:: PROVIDED RECORDS ::
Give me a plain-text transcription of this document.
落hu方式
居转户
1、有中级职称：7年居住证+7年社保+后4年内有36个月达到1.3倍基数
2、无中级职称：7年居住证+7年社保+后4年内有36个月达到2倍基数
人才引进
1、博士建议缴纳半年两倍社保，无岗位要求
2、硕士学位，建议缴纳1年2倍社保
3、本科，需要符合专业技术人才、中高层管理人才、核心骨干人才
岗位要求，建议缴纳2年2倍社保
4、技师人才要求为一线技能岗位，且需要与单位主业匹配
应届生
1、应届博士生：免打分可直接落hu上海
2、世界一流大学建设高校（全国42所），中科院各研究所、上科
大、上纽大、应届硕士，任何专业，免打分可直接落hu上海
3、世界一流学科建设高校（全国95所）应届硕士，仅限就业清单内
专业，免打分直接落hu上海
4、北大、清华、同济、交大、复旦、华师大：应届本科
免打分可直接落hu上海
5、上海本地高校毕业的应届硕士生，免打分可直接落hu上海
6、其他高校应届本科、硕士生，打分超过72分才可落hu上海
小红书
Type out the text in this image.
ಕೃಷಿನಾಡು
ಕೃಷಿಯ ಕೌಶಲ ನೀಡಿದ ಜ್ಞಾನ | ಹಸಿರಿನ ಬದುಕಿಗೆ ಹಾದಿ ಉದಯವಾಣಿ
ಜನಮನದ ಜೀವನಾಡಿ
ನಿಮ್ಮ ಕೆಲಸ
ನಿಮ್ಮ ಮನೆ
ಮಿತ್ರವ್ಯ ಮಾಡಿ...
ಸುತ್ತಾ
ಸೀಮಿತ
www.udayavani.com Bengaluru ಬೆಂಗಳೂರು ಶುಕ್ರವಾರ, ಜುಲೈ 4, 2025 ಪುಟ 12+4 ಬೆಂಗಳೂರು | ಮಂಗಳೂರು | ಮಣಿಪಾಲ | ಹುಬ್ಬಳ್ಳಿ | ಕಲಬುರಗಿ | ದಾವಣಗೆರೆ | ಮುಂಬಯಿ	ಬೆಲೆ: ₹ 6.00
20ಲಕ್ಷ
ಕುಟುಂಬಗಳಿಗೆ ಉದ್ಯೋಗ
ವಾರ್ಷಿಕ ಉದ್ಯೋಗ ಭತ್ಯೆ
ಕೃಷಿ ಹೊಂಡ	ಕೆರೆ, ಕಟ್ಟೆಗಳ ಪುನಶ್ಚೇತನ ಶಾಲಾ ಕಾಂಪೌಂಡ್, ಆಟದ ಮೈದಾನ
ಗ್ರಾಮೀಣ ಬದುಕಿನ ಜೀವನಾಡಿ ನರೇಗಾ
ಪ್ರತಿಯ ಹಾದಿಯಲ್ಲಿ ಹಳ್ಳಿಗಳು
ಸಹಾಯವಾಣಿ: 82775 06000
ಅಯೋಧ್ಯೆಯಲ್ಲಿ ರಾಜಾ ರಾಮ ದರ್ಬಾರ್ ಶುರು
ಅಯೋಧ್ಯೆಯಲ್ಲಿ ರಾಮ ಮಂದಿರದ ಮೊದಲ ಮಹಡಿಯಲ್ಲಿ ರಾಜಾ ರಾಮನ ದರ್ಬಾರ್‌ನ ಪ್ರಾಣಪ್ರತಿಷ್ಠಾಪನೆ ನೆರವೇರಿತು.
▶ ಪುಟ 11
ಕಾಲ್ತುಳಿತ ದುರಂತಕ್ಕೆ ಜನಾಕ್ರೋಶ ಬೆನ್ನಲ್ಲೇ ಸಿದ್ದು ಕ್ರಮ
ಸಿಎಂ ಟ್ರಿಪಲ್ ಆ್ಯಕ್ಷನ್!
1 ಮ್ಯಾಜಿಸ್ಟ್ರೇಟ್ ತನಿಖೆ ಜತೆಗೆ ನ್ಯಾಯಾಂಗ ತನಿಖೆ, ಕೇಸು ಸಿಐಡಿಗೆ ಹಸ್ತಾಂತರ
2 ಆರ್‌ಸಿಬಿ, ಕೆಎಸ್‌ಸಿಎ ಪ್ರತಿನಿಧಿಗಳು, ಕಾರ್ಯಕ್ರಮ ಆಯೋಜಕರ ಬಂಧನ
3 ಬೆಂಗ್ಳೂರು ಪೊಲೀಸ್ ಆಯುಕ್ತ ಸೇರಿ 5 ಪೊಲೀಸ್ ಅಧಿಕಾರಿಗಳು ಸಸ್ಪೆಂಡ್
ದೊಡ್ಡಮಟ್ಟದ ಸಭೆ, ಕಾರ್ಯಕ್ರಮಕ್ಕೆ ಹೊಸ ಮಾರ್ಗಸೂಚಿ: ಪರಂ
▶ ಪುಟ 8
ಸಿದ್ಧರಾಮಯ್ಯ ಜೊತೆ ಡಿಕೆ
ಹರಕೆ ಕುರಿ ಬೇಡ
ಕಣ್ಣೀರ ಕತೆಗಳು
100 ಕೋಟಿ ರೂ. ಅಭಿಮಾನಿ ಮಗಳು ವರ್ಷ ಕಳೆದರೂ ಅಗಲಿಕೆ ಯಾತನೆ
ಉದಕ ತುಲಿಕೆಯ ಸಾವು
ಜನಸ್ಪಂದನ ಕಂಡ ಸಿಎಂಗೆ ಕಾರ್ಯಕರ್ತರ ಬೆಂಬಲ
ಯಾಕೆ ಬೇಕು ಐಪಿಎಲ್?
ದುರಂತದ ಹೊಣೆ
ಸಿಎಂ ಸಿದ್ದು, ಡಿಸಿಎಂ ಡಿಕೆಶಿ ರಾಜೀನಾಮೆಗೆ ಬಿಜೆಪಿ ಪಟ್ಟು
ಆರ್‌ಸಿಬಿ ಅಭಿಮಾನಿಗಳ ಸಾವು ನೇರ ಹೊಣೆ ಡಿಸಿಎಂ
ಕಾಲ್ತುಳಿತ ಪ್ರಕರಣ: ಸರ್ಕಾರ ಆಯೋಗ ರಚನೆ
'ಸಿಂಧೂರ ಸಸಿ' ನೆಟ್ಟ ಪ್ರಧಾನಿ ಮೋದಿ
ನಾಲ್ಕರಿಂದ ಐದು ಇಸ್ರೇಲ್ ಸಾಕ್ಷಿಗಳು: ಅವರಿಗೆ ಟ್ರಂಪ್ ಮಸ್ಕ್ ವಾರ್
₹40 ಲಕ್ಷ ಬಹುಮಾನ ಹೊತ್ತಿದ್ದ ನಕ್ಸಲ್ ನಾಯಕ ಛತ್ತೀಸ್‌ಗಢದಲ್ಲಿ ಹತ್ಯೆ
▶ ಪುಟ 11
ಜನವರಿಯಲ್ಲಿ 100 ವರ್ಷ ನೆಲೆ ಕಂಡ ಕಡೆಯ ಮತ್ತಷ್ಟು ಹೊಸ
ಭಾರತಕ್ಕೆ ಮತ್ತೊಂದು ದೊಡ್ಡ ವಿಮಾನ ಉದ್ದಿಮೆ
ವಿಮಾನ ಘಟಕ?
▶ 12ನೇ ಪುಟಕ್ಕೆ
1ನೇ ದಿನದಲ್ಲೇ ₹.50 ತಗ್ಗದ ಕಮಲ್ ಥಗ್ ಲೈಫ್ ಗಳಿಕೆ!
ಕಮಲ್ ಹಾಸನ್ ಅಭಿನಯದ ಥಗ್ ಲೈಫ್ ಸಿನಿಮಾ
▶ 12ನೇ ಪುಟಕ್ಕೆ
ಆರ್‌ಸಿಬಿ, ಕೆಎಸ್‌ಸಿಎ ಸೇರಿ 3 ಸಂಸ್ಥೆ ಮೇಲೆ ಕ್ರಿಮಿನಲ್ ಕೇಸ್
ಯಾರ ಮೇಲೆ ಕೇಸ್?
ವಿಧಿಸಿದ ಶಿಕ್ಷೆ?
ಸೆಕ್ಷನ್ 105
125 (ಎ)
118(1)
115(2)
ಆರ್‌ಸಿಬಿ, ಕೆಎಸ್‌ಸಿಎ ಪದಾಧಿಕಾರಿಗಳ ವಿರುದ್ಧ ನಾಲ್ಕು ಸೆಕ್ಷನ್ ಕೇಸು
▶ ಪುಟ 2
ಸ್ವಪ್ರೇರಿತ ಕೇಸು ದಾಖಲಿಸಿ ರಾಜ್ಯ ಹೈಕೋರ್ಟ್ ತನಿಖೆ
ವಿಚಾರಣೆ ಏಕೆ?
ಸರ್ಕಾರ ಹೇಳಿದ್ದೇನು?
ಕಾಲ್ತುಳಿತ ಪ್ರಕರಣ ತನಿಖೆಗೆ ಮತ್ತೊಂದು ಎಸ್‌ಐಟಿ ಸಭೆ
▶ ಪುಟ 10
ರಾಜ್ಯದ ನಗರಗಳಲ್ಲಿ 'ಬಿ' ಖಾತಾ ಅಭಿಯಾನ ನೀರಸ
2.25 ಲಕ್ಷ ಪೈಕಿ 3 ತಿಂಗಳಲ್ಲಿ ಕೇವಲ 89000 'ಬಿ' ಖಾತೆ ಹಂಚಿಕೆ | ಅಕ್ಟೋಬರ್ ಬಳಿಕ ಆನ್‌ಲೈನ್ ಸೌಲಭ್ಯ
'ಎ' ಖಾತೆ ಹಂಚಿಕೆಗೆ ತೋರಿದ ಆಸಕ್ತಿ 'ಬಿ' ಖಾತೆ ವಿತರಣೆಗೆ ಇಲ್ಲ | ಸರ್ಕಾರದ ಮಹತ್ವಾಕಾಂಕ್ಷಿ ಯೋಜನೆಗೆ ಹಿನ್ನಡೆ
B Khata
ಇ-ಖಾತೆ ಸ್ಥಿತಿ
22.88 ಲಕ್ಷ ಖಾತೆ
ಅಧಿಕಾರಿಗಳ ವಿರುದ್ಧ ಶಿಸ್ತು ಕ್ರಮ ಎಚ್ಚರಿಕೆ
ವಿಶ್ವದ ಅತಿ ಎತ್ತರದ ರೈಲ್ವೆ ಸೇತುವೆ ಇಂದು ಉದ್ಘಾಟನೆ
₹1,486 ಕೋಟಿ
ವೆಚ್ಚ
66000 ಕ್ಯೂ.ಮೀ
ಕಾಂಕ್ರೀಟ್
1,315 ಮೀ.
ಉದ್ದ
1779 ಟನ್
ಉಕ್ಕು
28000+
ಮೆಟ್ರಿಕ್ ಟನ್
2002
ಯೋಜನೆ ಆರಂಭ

:: REQUIRED WORK ::
Show every line of the records above that contains the word "免打分可直接落hu上海".

:: TASK RESULT ::
1、应届博士生：免打分可直接落hu上海
大、上纽大、应届硕士，任何专业，免打分可直接落hu上海
免打分可直接落hu上海
5、上海本地高校毕业的应届硕士生，免打分可直接落hu上海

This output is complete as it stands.